EXERCISE INSTRUCTIONS — Collect each line of the records containing the string "this".

RECORDS FOR PROCESSING —

────────

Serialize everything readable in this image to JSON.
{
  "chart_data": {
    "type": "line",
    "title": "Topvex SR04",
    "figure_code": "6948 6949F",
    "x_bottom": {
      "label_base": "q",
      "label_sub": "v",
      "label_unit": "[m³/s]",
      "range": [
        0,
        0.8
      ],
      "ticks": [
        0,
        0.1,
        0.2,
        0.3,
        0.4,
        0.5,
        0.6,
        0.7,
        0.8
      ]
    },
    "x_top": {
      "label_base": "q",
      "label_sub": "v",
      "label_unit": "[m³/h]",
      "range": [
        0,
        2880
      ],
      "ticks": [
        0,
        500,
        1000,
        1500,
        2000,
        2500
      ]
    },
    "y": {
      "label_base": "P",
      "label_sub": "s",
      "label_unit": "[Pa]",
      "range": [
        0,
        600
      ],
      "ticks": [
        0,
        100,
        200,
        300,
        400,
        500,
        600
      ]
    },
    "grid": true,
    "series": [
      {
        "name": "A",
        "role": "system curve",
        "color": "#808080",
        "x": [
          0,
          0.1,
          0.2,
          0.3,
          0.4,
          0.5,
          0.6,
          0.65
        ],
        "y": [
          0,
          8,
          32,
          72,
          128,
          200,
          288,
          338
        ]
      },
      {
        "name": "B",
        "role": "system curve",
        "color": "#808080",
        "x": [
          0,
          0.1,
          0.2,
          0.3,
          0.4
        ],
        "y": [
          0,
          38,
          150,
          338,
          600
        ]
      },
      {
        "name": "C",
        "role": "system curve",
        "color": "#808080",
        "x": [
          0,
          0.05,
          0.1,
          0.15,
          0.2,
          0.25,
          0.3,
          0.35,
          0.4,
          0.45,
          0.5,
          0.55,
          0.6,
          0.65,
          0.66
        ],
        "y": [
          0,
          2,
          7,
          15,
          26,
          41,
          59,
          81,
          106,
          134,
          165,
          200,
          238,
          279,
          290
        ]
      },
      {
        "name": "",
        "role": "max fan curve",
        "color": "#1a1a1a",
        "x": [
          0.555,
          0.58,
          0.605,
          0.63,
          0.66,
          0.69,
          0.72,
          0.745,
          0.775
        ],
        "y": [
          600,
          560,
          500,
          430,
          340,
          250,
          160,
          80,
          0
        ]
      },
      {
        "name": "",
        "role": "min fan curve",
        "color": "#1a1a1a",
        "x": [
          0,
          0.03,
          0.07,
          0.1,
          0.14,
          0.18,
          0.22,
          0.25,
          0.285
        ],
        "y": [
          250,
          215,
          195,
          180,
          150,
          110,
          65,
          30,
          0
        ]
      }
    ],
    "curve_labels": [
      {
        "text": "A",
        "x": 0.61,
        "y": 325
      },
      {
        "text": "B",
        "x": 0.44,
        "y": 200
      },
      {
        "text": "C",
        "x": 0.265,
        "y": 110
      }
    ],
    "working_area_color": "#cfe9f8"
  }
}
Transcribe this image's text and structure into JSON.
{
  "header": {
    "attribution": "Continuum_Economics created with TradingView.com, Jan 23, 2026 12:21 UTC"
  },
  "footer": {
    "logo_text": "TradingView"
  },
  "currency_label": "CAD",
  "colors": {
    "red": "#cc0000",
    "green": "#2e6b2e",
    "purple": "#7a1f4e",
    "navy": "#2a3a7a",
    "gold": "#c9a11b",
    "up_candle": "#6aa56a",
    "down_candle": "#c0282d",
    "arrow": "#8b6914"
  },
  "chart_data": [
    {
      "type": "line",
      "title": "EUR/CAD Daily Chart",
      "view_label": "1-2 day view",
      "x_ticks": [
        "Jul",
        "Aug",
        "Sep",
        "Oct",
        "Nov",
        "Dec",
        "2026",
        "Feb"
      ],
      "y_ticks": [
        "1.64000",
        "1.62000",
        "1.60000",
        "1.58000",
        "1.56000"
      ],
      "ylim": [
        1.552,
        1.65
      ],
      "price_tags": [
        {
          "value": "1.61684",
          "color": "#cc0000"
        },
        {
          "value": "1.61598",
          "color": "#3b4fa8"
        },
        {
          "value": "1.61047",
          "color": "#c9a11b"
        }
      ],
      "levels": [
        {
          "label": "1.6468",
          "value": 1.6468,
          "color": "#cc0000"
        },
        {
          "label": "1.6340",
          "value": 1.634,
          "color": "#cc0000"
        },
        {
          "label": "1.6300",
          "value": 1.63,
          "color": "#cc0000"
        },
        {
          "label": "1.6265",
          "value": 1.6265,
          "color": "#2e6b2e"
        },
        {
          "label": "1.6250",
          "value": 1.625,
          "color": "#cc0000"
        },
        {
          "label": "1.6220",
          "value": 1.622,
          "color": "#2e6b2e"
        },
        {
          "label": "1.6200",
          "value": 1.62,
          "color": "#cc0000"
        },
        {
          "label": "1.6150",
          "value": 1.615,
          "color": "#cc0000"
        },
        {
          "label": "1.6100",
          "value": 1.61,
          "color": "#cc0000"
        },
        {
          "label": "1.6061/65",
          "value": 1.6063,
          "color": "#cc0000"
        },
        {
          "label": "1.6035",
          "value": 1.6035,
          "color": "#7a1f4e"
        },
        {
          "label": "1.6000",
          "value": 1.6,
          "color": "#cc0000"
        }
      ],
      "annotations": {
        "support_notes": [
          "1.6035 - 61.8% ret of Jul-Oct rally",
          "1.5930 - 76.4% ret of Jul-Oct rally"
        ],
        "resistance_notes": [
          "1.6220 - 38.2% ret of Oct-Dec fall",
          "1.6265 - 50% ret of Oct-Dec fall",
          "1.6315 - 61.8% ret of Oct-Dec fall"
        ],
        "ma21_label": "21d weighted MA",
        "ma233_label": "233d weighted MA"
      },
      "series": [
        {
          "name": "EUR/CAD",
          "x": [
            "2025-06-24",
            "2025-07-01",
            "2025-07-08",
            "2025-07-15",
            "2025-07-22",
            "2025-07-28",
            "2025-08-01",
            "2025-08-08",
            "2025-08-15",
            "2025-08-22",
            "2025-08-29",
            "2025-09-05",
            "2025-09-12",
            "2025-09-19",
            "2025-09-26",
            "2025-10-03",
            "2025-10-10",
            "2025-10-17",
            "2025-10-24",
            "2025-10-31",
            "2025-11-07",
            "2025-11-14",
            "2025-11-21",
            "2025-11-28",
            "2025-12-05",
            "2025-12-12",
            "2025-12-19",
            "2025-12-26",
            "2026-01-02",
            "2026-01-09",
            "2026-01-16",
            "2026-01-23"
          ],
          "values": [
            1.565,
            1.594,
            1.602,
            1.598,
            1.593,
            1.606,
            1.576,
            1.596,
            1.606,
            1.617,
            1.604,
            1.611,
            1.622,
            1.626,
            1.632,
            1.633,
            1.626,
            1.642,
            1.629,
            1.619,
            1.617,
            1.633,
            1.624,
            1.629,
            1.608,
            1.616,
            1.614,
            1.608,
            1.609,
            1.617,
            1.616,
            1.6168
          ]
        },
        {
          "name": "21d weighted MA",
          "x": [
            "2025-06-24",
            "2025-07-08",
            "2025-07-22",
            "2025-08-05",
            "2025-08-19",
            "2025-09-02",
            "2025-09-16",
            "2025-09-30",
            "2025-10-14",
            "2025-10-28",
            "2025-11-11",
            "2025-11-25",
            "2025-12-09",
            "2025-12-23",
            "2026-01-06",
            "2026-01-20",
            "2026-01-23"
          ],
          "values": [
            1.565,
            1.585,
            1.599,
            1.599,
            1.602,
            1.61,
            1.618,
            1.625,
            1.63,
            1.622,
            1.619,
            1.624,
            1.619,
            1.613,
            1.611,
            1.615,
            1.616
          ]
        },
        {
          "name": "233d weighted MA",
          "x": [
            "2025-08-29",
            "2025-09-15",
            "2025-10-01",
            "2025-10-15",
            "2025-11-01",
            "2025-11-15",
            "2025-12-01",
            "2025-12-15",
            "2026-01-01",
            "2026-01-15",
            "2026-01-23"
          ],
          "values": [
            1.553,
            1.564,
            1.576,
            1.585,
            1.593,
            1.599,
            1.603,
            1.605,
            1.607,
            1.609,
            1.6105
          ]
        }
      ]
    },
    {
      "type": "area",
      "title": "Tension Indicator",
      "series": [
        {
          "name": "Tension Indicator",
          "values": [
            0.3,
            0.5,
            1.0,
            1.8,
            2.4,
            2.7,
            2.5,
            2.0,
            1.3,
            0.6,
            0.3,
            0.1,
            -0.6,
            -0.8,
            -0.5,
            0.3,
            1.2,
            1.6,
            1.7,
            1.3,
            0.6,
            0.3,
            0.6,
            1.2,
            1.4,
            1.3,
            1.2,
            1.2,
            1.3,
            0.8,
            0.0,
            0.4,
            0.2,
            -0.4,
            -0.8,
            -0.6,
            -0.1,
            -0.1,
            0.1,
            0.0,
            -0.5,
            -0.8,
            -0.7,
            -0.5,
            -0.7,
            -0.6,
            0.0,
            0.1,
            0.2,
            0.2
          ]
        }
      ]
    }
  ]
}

────────

EXPECTED ANSWER —
Serialize everything readable in this image to JSON.
Transcribe this image's text and structure into JSON.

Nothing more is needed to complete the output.